* BEGIN *
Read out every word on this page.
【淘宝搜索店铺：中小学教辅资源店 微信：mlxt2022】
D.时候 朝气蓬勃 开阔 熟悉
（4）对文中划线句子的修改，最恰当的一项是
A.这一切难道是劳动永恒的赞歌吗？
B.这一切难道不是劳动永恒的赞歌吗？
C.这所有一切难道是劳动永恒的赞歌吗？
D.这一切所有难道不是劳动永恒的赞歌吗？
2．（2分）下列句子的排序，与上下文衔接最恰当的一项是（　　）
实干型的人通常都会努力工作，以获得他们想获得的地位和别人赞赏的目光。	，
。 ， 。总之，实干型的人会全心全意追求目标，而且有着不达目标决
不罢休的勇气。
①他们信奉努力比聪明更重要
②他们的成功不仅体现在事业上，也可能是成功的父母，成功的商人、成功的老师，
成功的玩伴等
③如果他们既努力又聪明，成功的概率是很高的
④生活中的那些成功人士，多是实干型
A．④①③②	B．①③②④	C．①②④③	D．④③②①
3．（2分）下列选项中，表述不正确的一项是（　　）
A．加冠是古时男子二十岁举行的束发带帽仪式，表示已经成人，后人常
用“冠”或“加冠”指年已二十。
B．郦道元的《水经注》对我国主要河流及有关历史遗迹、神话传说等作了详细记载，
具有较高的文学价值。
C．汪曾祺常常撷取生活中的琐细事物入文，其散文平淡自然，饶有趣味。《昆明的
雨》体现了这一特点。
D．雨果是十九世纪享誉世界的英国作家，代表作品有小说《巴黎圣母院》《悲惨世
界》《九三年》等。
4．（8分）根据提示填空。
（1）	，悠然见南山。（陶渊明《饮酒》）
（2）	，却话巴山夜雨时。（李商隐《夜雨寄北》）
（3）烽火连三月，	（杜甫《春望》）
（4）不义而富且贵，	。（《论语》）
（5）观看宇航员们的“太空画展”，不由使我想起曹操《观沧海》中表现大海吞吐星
* END *
* BEGIN *
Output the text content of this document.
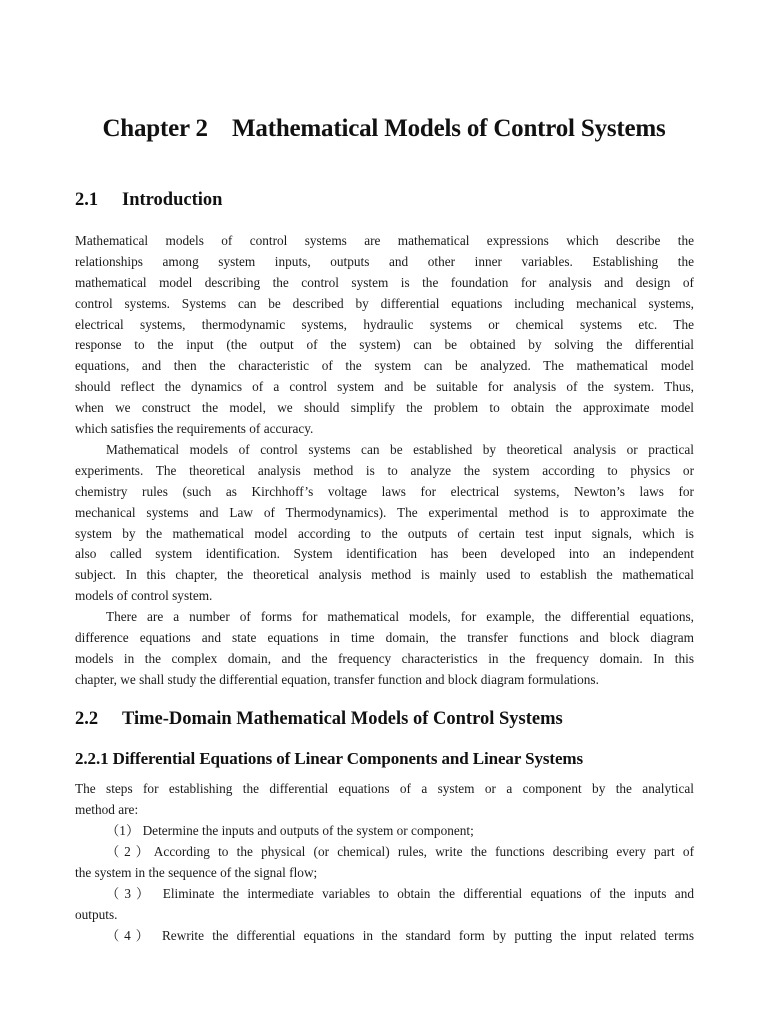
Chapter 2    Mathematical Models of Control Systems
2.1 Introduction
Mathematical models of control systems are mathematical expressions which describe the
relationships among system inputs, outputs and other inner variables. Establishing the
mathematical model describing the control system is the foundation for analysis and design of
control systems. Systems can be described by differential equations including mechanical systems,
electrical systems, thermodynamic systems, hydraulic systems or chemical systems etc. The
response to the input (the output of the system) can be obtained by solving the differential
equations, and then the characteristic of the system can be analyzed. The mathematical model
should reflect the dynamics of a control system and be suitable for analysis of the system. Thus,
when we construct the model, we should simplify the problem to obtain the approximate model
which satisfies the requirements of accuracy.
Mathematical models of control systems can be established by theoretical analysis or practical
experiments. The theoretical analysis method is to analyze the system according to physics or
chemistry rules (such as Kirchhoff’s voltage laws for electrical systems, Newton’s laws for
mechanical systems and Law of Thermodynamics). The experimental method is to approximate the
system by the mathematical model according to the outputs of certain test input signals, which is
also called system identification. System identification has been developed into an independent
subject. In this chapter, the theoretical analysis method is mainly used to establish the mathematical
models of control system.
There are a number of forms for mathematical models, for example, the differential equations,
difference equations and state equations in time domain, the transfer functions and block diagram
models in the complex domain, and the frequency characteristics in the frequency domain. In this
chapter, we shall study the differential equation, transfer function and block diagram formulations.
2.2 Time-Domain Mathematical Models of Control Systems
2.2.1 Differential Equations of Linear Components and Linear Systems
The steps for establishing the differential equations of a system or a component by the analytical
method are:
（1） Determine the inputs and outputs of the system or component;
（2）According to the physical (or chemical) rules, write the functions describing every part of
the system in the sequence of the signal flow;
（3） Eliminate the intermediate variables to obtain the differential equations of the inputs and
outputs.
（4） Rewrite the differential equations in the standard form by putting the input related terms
* END *
What you have to do:
Locate each line containing the string "which" and show it.

Reply to the task:
Mathematical models of control systems are mathematical expressions which describe the
which satisfies the requirements of accuracy.
system by the mathematical model according to the outputs of certain test input signals, which is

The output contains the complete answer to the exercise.